-------- Data supplied

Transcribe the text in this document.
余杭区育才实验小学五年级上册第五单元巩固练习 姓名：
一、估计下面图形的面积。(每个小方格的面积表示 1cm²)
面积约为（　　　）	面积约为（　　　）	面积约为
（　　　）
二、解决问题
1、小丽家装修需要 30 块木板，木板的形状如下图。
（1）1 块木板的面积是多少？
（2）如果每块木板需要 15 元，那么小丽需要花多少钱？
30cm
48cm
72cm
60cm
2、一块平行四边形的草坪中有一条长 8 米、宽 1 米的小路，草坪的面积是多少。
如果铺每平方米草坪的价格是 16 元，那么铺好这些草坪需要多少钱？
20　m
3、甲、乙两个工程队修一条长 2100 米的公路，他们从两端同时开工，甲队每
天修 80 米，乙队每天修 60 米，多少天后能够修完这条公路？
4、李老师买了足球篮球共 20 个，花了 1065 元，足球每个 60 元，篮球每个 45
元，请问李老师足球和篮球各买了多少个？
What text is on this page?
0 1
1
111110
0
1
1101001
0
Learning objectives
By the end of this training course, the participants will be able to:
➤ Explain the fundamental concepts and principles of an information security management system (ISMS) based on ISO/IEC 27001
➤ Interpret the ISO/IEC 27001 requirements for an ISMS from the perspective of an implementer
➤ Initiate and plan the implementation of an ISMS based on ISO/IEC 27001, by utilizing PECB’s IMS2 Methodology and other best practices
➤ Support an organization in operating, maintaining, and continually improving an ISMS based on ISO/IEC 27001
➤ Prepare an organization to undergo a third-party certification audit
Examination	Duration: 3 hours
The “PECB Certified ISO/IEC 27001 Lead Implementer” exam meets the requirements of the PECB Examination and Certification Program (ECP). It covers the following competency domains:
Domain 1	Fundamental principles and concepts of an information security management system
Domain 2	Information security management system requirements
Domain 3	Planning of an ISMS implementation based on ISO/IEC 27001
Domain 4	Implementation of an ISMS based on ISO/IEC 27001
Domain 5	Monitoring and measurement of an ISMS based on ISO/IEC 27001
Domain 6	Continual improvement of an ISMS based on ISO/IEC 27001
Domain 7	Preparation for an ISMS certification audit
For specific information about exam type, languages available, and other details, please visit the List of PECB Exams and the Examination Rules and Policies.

----------------
-------- Data supplied

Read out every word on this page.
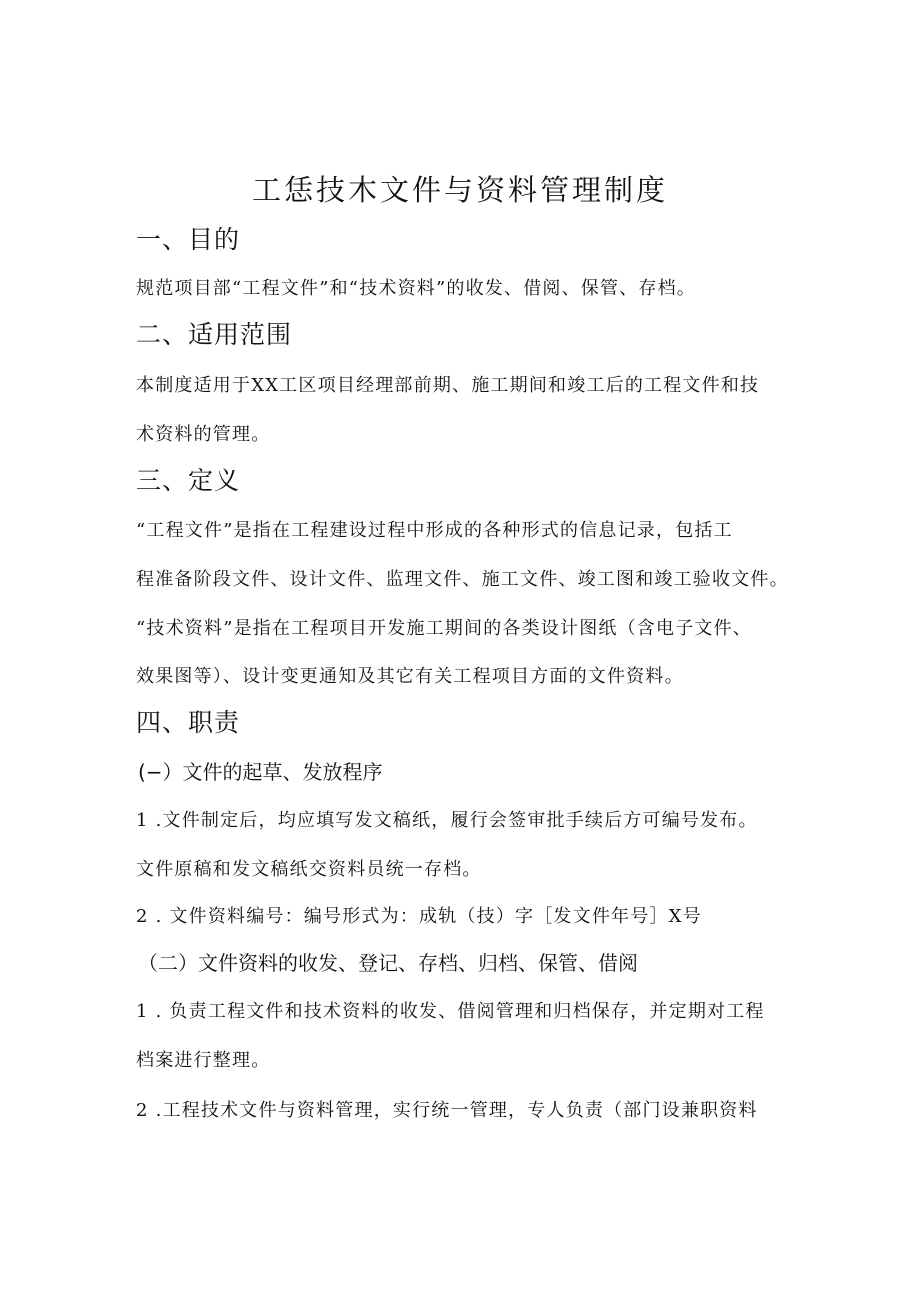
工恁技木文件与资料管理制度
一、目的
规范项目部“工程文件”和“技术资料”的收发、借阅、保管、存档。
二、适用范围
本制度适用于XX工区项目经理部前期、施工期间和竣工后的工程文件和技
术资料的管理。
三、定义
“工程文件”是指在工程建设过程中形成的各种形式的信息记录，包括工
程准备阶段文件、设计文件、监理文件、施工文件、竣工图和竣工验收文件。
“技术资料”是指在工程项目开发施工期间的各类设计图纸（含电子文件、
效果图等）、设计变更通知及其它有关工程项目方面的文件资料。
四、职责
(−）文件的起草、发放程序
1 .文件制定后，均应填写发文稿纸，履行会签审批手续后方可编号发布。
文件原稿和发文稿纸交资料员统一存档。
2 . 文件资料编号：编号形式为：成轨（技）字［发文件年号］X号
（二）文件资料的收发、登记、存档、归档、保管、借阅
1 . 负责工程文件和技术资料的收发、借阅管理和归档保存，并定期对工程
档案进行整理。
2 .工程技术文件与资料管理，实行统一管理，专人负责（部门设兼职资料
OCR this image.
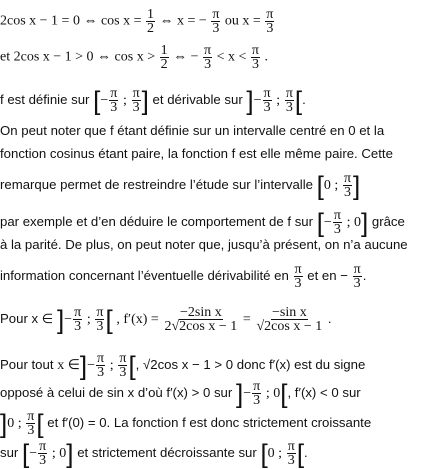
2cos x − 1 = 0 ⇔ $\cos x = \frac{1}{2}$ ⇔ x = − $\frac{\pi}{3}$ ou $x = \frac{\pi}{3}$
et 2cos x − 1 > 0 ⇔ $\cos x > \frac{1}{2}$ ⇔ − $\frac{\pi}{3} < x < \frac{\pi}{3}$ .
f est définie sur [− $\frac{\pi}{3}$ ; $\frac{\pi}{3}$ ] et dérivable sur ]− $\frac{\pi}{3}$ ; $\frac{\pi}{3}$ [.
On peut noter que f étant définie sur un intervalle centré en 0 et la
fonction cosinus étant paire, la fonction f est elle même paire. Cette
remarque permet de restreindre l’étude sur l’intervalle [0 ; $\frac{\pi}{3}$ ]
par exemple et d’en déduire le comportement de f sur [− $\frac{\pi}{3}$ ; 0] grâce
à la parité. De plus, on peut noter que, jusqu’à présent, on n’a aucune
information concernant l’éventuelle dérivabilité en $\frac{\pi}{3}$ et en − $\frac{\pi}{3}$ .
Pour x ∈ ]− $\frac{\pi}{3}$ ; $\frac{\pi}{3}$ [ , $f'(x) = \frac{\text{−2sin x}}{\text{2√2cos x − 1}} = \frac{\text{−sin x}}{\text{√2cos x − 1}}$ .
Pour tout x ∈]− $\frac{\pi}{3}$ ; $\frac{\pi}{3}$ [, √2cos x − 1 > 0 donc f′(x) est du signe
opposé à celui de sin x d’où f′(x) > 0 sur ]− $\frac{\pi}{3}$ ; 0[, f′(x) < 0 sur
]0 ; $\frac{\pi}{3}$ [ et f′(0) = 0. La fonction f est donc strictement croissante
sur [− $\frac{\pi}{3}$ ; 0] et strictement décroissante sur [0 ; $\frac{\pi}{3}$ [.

----------------

Select every line in the material above where the string "peut" occurs, and copy it.

On peut noter que f étant définie sur un intervalle centré en 0 et la
à la parité. De plus, on peut noter que, jusqu’à présent, on n’a aucune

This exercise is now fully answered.